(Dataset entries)
• • • •
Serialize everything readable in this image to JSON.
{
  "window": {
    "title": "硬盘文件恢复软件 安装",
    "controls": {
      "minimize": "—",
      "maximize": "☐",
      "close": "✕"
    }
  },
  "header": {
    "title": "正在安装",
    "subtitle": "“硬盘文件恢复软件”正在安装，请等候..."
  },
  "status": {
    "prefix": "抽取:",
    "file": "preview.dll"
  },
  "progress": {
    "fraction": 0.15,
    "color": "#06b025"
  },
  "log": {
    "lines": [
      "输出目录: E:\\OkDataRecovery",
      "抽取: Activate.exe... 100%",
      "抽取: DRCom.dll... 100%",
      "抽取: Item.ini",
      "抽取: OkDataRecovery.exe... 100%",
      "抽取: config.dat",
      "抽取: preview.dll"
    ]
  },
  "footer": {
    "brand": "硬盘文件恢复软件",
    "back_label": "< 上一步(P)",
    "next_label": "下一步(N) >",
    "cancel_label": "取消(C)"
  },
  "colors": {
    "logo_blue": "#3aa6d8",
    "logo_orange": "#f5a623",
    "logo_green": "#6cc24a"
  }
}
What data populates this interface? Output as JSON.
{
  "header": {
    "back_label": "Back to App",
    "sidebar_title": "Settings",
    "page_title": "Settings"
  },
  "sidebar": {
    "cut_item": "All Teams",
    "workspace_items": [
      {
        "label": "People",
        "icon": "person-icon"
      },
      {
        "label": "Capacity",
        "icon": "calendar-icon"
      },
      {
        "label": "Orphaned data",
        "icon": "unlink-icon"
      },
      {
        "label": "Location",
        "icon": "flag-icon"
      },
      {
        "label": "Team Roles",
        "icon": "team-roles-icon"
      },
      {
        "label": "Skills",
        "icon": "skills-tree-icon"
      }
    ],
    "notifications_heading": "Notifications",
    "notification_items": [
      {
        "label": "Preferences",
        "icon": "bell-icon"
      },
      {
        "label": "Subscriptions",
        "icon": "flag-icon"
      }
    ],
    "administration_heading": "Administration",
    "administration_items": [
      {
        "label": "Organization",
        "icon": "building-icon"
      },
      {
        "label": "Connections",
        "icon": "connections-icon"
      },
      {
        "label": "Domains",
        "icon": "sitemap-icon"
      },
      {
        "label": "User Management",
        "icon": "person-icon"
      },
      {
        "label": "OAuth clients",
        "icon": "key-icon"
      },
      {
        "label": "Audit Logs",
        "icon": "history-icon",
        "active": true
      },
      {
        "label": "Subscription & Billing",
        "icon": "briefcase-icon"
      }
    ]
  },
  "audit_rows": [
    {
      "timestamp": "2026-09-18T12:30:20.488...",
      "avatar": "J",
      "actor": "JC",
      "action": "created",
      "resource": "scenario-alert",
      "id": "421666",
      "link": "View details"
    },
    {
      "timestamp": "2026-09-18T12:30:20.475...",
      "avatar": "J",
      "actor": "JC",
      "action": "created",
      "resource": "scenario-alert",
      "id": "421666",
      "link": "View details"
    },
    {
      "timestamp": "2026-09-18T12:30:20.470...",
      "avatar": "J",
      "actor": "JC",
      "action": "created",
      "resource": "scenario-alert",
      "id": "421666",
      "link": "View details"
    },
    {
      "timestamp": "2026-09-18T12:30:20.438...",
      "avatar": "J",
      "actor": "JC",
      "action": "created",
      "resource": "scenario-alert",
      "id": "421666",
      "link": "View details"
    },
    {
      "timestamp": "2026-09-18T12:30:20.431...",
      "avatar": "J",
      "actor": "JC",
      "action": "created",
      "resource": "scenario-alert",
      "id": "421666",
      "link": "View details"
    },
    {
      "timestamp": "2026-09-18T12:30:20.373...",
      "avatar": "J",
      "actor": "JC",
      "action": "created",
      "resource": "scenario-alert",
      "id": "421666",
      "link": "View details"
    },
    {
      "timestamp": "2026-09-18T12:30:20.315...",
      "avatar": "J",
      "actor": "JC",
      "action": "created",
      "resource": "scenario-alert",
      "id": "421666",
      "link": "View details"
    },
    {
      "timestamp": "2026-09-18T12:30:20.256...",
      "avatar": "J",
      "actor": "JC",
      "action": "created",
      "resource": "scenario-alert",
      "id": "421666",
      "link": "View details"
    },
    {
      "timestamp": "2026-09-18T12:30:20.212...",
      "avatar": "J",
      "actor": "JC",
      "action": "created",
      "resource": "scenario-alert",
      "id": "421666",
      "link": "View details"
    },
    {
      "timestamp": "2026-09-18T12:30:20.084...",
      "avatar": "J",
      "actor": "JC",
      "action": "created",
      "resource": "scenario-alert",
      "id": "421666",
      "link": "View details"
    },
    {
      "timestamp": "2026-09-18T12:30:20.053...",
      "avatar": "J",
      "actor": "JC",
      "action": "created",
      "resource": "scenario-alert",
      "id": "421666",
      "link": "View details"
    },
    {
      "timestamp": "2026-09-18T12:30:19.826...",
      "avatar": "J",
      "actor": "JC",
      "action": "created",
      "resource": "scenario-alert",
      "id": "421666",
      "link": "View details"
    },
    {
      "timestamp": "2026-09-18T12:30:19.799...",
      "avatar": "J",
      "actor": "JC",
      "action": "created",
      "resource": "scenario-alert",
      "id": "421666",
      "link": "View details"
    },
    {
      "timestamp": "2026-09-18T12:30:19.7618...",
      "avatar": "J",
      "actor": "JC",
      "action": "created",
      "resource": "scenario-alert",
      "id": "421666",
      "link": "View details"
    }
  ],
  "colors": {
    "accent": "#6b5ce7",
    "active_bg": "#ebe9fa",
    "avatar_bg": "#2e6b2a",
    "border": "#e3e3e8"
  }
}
• • • •
Go through the records above and copy every line with the word "Settings".

    "sidebar_title": "Settings",
    "page_title": "Settings"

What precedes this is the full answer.